Exactly reproduce each entry, leaving out nothing.

((

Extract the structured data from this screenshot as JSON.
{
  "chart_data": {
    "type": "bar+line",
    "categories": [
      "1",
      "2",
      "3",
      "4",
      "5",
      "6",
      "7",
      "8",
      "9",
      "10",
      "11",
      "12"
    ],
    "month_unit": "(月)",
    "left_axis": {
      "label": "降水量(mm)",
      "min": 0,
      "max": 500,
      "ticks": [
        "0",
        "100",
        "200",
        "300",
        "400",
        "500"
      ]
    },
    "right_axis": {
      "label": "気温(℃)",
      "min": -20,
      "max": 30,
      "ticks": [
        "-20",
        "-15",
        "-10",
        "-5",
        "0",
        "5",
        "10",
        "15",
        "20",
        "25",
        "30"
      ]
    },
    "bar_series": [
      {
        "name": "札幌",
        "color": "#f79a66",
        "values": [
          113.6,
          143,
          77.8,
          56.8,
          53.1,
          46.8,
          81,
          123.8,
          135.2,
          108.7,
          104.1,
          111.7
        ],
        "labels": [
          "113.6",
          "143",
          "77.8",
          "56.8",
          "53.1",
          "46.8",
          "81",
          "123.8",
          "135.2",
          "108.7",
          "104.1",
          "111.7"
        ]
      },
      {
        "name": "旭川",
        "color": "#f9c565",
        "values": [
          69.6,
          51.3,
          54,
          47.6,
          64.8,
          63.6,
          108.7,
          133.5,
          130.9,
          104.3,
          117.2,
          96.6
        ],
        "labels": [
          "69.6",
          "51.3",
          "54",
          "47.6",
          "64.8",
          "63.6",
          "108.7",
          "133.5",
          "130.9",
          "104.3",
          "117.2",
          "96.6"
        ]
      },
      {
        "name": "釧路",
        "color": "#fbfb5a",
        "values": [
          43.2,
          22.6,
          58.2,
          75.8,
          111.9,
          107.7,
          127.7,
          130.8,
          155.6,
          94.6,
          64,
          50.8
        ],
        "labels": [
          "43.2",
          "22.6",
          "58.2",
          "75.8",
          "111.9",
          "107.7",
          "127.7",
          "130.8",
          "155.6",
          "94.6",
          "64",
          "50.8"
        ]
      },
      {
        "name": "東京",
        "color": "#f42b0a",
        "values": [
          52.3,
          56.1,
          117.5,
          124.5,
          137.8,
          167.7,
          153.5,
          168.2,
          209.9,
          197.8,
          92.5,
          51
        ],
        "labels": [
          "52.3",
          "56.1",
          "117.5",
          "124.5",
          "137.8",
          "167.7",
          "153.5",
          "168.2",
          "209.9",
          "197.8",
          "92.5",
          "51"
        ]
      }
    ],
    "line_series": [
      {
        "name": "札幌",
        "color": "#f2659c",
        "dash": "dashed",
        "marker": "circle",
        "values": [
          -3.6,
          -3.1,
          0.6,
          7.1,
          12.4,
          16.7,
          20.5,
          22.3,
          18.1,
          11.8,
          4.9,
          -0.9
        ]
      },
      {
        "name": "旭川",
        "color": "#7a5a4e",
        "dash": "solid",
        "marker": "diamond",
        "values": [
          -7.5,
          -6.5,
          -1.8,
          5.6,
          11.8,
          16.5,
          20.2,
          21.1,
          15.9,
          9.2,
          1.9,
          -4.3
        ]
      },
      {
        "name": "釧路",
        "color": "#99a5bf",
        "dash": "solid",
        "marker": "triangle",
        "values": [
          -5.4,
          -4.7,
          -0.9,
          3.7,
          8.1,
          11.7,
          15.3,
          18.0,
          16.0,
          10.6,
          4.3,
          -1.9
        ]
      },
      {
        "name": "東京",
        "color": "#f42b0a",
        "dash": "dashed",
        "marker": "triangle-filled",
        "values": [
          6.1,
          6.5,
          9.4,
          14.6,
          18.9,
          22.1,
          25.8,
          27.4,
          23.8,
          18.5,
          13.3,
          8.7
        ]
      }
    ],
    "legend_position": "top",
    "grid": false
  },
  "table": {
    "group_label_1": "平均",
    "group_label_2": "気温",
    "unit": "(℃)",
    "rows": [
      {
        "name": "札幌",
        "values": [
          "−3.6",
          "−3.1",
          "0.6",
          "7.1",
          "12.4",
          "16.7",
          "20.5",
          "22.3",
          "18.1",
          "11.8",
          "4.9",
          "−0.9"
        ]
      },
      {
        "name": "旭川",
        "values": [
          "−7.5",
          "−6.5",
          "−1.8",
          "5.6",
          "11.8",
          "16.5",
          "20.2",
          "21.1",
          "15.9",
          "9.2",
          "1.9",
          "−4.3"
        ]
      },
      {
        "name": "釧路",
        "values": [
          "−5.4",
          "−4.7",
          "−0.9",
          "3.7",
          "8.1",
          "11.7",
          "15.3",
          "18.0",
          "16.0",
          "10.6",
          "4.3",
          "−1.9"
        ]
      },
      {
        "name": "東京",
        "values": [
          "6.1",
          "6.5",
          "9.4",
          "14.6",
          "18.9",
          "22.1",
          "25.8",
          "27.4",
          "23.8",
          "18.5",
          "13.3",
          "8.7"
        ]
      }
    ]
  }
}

))

▶ [Result of the task]
Extract the structured data from this screenshot as JSON.
{
  "chart_data": {
    "type": "bar+line",
    "categories": [
      "1",
      "2",
      "3",
      "4",
      "5",
      "6",
      "7",
      "8",
      "9",
      "10",
      "11",
      "12"
    ],
    "month_unit": "(月)",
    "left_axis": {
      "label": "降水量(mm)",
      "min": 0,
      "max": 500,
      "ticks": [
        "0",
        "100",
        "200",
        "300",
        "400",
        "500"
      ]
    },
    "right_axis": {
      "label": "気温(℃)",
      "min": -20,
      "max": 30,
      "ticks": [
        "-20",
        "-15",
        "-10",
        "-5",
        "0",
        "5",
        "10",
        "15",
        "20",
        "25",
        "30"
      ]
    },
    "bar_series": [
      {
        "name": "札幌",
        "color": "#f79a66",
        "values": [
          113.6,
          143,
          77.8,
          56.8,
          53.1,
          46.8,
          81,
          123.8,
          135.2,
          108.7,
          104.1,
          111.7
        ],
        "labels": [
          "113.6",
          "143",
          "77.8",
          "56.8",
          "53.1",
          "46.8",
          "81",
          "123.8",
          "135.2",
          "108.7",
          "104.1",
          "111.7"
        ]
      },
      {
        "name": "旭川",
        "color": "#f9c565",
        "values": [
          69.6,
          51.3,
          54,
          47.6,
          64.8,
          63.6,
          108.7,
          133.5,
          130.9,
          104.3,
          117.2,
          96.6
        ],
        "labels": [
          "69.6",
          "51.3",
          "54",
          "47.6",
          "64.8",
          "63.6",
          "108.7",
          "133.5",
          "130.9",
          "104.3",
          "117.2",
          "96.6"
        ]
      },
      {
        "name": "釧路",
        "color": "#fbfb5a",
        "values": [
          43.2,
          22.6,
          58.2,
          75.8,
          111.9,
          107.7,
          127.7,
          130.8,
          155.6,
          94.6,
          64,
          50.8
        ],
        "labels": [
          "43.2",
          "22.6",
          "58.2",
          "75.8",
          "111.9",
          "107.7",
          "127.7",
          "130.8",
          "155.6",
          "94.6",
          "64",
          "50.8"
        ]
      },
      {
        "name": "東京",
        "color": "#f42b0a",
        "values": [
          52.3,
          56.1,
          117.5,
          124.5,
          137.8,
          167.7,
          153.5,
          168.2,
          209.9,
          197.8,
          92.5,
          51
        ],
        "labels": [
          "52.3",
          "56.1",
          "117.5",
          "124.5",
          "137.8",
          "167.7",
          "153.5",
          "168.2",
          "209.9",
          "197.8",
          "92.5",
          "51"
        ]
      }
    ],
    "line_series": [
      {
        "name": "札幌",
        "color": "#f2659c",
        "dash": "dashed",
        "marker": "circle",
        "values": [
          -3.6,
          -3.1,
          0.6,
          7.1,
          12.4,
          16.7,
          20.5,
          22.3,
          18.1,
          11.8,
          4.9,
          -0.9
        ]
      },
      {
        "name": "旭川",
        "color": "#7a5a4e",
        "dash": "solid",
        "marker": "diamond",
        "values": [
          -7.5,
          -6.5,
          -1.8,
          5.6,
          11.8,
          16.5,
          20.2,
          21.1,
          15.9,
          9.2,
          1.9,
          -4.3
        ]
      },
      {
        "name": "釧路",
        "color": "#99a5bf",
        "dash": "solid",
        "marker": "triangle",
        "values": [
          -5.4,
          -4.7,
          -0.9,
          3.7,
          8.1,
          11.7,
          15.3,
          18.0,
          16.0,
          10.6,
          4.3,
          -1.9
        ]
      },
      {
        "name": "東京",
        "color": "#f42b0a",
        "dash": "dashed",
        "marker": "triangle-filled",
        "values": [
          6.1,
          6.5,
          9.4,
          14.6,
          18.9,
          22.1,
          25.8,
          27.4,
          23.8,
          18.5,
          13.3,
          8.7
        ]
      }
    ],
    "legend_position": "top",
    "grid": false
  },
  "table": {
    "group_label_1": "平均",
    "group_label_2": "気温",
    "unit": "(℃)",
    "rows": [
      {
        "name": "札幌",
        "values": [
          "−3.6",
          "−3.1",
          "0.6",
          "7.1",
          "12.4",
          "16.7",
          "20.5",
          "22.3",
          "18.1",
          "11.8",
          "4.9",
          "−0.9"
        ]
      },
      {
        "name": "旭川",
        "values": [
          "−7.5",
          "−6.5",
          "−1.8",
          "5.6",
          "11.8",
          "16.5",
          "20.2",
          "21.1",
          "15.9",
          "9.2",
          "1.9",
          "−4.3"
        ]
      },
      {
        "name": "釧路",
        "values": [
          "−5.4",
          "−4.7",
          "−0.9",
          "3.7",
          "8.1",
          "11.7",
          "15.3",
          "18.0",
          "16.0",
          "10.6",
          "4.3",
          "−1.9"
        ]
      },
      {
        "name": "東京",
        "values": [
          "6.1",
          "6.5",
          "9.4",
          "14.6",
          "18.9",
          "22.1",
          "25.8",
          "27.4",
          "23.8",
          "18.5",
          "13.3",
          "8.7"
        ]
      }
    ]
  }
}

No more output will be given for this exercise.